- _WHAT IS EXPECTED_
Transcribe the part of the comment thread on biblical inerrancy starting at "Besides, just because" and ending at "to an atheist.".

- _PASSAGE FOR REVIEW_

    Or…are you merely cherry-picking verses to serve your own philosophies and ideologies – – same way as fundamentalists and other Bible-literalists (such as MacArthur) use the NT to serve theirs?

    As always…”Your friendly neighborhood atheist”, Joe…

    • theboeskool's avatar theboeskool says:

      If someone claims membership to a group whose sacred text has a clear prohibition against eating kangaroo meat, and that same someone spends each day eating kangaroo hamburgers, I think it’s perfectly appropriate—regardless of whether or not I share the belief that their sacred text is inerrant or divinely inspired or whatever else—to use the text they claim to follow in order to point out hypocrisy. Don’t you?

      Besides, just because I don’t adhere to an idea of “inerrancy,” it doesn’t mean I think the Bible is worthless. Far from it. It’s a collection of wisdom and poetry and stories, written over course of centuries, chronicling people’s beliefs about their relationship to their idea of a higher power. That seems like it should be worth something, even to an atheist.

      The idea that “you have to believe that every word is factually true and without error then & now & forever” is the sort of dogma that leads to flat earthers and people who think god created the world with petrified dinosaur bones in it to test our faith… And it ALSO leads to shitty pastors like John MacArthur justifying slavery and trying to force mothers to stay in abusive marriages.

      Being critical of a bad theology is obviously most likely going to come from someone who doesn’t agree that the dogma that led to that bad theology. When christians cheer at the building of concentration camps for immigrants, you don’t have to believe in biblical inerrancy in order to show them all the places the Bible commands God’s people to welcome the immigrant, alien, and stranger… And point out their deep inconsistencies.

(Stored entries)
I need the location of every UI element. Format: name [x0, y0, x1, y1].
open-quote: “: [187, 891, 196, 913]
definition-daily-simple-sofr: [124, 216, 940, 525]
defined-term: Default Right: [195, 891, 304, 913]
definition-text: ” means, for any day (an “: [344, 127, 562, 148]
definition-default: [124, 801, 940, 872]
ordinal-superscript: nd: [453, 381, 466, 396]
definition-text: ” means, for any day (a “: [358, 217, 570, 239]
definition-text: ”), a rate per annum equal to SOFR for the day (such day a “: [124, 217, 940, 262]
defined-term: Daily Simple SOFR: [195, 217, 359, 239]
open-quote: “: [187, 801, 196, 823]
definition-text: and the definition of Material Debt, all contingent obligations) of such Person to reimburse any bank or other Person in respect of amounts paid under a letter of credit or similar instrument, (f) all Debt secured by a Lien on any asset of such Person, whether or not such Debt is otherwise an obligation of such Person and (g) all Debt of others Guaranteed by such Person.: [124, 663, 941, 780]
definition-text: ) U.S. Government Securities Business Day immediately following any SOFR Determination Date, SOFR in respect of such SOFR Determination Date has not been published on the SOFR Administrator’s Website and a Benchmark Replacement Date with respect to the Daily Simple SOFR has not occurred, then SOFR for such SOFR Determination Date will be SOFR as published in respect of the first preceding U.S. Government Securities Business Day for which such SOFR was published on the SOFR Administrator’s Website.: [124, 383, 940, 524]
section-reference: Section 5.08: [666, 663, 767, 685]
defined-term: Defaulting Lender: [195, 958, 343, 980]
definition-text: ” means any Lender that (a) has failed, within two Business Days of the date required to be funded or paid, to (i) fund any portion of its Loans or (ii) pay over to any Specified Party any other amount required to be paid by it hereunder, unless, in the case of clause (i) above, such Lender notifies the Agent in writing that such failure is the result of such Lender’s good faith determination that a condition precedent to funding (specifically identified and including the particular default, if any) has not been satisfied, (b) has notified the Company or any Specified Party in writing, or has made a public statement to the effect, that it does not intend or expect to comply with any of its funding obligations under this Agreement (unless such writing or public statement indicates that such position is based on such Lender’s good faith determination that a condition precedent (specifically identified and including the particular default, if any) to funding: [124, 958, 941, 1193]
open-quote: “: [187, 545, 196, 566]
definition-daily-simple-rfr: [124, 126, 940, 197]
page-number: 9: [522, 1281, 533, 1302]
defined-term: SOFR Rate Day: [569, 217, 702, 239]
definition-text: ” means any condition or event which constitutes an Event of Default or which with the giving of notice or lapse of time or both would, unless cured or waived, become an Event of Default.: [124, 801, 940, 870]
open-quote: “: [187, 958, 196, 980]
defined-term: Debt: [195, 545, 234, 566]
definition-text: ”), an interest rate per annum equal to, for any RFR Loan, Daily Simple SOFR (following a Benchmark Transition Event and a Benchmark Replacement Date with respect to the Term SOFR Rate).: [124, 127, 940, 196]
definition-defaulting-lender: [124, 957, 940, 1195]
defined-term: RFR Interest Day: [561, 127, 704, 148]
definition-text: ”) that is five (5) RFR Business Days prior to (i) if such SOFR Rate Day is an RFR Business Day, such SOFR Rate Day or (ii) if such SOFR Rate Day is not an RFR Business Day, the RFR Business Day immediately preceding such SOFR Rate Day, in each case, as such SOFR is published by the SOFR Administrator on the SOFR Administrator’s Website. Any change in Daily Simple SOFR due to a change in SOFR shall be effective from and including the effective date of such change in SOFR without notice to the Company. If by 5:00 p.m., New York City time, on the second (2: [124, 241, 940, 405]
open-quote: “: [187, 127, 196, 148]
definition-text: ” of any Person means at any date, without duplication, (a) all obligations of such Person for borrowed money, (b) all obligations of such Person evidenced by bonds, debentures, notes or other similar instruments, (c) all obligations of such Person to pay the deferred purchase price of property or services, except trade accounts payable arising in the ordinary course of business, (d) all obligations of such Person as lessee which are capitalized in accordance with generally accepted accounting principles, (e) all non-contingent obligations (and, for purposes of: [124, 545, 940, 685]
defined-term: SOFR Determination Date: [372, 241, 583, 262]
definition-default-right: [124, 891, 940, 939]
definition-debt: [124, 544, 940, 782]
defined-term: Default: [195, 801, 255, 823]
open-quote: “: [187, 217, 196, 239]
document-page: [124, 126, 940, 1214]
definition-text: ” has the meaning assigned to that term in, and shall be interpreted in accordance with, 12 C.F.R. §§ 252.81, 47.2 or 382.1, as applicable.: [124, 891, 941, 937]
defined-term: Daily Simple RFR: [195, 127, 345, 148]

- _EXERCISE RESULT_
Besides, just because I don’t adhere to an idea of “inerrancy,” it doesn’t mean I think the Bible is worthless. Far from it. It’s a collection of wisdom and poetry and stories, written over course of centuries, chronicling people’s beliefs about their relationship to their idea of a higher power. That seems like it should be worth something, even to an atheist.